§ GIVEN PROBLEM: Return each line of the records holding the string "stores".

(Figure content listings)
※

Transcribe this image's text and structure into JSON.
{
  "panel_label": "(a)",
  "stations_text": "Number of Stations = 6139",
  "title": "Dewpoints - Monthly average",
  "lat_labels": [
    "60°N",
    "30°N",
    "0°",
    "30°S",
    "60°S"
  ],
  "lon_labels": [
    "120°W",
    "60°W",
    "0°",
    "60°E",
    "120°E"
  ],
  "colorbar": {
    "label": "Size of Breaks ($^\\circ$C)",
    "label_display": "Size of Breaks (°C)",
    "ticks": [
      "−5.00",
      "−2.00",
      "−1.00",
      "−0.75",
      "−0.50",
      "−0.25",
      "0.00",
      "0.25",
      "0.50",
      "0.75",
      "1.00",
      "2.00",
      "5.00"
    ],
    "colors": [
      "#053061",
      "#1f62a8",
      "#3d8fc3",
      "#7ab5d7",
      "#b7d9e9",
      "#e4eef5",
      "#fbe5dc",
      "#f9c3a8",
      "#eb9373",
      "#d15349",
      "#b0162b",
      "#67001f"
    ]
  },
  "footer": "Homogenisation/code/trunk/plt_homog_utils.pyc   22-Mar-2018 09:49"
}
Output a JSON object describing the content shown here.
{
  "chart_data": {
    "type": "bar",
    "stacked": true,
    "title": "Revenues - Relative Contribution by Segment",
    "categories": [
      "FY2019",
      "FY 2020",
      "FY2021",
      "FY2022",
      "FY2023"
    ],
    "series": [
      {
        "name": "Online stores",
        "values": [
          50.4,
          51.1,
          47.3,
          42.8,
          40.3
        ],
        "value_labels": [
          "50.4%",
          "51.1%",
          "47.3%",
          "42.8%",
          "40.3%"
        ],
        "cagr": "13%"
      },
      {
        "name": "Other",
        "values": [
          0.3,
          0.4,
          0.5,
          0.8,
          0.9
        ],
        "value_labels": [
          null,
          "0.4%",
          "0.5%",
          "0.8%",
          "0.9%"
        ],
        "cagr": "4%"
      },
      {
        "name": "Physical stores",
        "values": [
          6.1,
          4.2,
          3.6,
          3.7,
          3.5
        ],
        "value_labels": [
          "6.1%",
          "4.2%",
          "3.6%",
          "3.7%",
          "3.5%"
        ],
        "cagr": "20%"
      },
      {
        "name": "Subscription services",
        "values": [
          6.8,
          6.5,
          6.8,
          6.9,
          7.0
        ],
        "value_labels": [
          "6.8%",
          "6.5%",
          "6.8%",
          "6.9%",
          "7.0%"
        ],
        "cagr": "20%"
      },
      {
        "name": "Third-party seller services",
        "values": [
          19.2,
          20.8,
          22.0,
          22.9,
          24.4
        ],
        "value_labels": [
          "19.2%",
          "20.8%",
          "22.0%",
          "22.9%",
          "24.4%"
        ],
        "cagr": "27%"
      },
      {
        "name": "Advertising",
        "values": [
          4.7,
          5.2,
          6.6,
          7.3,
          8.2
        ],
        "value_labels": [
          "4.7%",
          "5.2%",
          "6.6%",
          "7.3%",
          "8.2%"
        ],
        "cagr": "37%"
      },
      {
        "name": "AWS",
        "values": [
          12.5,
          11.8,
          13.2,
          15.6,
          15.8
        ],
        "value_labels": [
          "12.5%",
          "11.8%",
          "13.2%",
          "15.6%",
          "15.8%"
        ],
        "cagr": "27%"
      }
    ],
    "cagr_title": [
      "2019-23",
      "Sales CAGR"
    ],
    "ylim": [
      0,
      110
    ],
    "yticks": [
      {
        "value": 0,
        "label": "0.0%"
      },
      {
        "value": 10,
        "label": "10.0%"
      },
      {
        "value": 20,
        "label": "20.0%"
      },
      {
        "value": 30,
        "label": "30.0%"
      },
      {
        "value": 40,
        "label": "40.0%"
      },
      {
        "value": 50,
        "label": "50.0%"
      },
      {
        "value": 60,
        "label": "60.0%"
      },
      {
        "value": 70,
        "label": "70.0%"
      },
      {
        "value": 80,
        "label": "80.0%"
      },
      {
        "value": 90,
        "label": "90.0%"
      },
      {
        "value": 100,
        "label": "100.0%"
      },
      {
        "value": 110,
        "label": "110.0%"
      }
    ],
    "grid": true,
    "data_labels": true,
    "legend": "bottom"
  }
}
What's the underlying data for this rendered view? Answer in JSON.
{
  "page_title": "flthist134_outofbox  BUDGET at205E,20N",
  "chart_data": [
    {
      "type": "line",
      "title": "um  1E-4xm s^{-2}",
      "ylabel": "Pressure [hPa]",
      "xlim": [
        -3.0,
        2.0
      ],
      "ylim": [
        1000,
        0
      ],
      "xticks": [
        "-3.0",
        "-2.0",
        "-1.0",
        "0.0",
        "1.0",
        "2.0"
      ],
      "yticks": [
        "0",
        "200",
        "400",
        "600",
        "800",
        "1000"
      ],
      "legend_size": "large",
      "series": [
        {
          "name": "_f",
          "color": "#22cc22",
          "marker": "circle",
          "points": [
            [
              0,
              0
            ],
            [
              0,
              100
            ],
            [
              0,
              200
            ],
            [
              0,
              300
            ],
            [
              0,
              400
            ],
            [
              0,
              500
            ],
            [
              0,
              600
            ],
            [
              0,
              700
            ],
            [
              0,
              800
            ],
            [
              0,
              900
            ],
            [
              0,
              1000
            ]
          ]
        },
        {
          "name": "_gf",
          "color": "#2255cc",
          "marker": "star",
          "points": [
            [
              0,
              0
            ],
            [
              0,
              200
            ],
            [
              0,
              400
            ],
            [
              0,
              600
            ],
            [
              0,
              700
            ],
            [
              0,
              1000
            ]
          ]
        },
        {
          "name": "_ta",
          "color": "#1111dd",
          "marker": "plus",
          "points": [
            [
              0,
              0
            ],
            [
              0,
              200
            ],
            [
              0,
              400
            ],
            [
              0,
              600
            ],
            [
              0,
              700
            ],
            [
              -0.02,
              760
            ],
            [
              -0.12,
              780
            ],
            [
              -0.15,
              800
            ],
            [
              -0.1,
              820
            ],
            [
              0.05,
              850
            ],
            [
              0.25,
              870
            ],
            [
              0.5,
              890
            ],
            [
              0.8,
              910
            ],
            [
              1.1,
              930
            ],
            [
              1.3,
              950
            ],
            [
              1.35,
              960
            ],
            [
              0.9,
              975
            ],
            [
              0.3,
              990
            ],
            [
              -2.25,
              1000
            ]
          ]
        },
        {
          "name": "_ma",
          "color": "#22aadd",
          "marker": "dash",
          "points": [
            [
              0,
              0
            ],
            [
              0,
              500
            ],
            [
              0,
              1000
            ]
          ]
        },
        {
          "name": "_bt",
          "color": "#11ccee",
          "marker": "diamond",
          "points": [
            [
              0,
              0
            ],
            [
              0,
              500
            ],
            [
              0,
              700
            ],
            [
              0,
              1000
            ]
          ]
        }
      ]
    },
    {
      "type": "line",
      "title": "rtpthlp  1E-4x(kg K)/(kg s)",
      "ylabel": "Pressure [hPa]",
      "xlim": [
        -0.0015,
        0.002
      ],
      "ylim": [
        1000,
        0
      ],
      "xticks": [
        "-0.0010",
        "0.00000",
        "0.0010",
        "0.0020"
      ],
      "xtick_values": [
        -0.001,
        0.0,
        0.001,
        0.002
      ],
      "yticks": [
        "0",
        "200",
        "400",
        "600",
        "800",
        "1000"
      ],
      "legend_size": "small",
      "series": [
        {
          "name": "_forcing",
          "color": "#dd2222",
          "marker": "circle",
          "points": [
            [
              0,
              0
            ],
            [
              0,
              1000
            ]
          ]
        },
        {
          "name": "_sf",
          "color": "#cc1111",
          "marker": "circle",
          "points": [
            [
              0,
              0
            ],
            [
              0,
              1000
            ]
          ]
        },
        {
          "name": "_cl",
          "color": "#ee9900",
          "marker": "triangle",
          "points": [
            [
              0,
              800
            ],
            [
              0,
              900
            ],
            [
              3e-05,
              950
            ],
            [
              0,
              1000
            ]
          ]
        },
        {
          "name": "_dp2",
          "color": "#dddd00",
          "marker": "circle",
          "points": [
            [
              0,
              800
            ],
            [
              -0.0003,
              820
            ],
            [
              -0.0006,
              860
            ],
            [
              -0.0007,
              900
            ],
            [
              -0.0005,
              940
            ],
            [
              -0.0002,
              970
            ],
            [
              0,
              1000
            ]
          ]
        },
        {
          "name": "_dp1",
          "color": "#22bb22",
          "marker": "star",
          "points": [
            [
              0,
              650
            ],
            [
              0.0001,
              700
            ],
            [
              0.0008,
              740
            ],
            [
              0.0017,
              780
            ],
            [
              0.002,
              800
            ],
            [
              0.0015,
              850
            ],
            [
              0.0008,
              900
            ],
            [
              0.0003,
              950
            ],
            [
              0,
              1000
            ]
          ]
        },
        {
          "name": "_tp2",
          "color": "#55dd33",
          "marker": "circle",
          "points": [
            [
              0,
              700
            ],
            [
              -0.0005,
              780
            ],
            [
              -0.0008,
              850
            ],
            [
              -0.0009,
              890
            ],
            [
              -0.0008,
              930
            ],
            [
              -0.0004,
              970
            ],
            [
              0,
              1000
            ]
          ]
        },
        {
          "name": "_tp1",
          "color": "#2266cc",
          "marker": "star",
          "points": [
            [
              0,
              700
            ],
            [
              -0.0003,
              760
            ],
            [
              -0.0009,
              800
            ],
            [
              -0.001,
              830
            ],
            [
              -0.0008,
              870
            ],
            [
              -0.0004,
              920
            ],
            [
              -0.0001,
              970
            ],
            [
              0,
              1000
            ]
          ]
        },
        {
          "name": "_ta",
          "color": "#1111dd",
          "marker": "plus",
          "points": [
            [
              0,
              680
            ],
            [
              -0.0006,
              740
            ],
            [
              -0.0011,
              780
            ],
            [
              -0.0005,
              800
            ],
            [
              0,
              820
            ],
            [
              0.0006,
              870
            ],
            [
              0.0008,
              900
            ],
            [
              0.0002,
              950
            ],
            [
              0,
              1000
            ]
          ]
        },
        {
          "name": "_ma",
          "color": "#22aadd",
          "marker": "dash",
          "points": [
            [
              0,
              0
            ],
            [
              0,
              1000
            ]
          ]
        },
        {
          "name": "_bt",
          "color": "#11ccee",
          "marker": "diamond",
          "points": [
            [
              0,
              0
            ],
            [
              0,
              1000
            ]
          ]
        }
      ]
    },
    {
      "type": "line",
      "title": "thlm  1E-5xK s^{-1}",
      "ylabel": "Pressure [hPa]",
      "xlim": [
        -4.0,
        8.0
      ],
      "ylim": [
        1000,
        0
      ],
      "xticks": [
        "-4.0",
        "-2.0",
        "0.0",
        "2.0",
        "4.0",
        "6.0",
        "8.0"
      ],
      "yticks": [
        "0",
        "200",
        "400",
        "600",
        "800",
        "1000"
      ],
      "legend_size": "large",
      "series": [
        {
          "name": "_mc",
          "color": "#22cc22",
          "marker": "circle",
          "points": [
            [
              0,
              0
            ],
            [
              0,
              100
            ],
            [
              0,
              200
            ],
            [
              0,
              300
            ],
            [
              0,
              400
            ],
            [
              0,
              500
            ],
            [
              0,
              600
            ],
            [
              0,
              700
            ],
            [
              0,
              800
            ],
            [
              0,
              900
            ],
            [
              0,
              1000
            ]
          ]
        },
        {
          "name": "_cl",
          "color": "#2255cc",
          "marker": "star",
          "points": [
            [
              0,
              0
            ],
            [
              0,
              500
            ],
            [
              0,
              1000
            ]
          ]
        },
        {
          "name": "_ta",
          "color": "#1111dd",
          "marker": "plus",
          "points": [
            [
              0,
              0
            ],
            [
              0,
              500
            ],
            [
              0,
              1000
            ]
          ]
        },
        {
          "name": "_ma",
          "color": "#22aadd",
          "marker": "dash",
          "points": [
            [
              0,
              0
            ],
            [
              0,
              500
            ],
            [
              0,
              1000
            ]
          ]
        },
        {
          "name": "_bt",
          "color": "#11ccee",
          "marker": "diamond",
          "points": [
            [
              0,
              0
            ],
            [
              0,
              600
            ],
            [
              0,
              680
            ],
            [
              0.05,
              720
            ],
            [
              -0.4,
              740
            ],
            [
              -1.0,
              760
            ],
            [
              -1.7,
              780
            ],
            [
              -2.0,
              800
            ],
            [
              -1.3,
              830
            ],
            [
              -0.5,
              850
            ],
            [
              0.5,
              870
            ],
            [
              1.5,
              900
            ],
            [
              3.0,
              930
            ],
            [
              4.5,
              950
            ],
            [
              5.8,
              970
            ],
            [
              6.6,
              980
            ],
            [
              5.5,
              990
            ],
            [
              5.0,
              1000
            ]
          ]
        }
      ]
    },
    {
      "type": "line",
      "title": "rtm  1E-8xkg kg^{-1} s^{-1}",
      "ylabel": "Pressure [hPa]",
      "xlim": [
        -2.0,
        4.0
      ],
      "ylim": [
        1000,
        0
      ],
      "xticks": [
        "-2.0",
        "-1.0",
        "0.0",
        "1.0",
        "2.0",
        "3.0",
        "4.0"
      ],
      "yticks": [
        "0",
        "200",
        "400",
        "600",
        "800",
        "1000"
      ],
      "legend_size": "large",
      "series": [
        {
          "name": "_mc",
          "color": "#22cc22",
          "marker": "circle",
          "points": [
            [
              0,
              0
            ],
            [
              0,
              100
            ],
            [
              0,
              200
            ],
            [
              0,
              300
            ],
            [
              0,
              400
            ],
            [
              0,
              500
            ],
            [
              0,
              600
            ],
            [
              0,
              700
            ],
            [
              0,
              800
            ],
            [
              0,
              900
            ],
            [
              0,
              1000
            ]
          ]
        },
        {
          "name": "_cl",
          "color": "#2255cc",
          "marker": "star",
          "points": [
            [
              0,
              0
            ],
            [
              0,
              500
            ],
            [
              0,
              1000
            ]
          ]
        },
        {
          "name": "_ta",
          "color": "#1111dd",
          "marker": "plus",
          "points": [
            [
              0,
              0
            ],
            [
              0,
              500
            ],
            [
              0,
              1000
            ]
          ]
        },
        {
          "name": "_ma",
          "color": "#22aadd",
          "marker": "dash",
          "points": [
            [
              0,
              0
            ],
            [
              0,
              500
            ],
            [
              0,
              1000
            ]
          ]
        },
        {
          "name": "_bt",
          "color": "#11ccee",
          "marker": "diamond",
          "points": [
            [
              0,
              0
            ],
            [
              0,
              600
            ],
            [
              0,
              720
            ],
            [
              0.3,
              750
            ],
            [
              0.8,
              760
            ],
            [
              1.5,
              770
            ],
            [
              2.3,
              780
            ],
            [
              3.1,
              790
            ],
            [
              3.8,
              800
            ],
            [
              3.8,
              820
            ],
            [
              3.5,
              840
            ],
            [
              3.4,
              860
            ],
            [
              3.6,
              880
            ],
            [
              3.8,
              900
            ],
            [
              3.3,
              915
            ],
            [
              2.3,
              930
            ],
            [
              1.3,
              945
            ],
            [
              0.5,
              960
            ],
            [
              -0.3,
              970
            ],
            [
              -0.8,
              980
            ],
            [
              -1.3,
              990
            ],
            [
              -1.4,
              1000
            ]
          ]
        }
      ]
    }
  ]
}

※

§ SOLUTION BELOW:
        "name": "Online stores",
        "name": "Physical stores",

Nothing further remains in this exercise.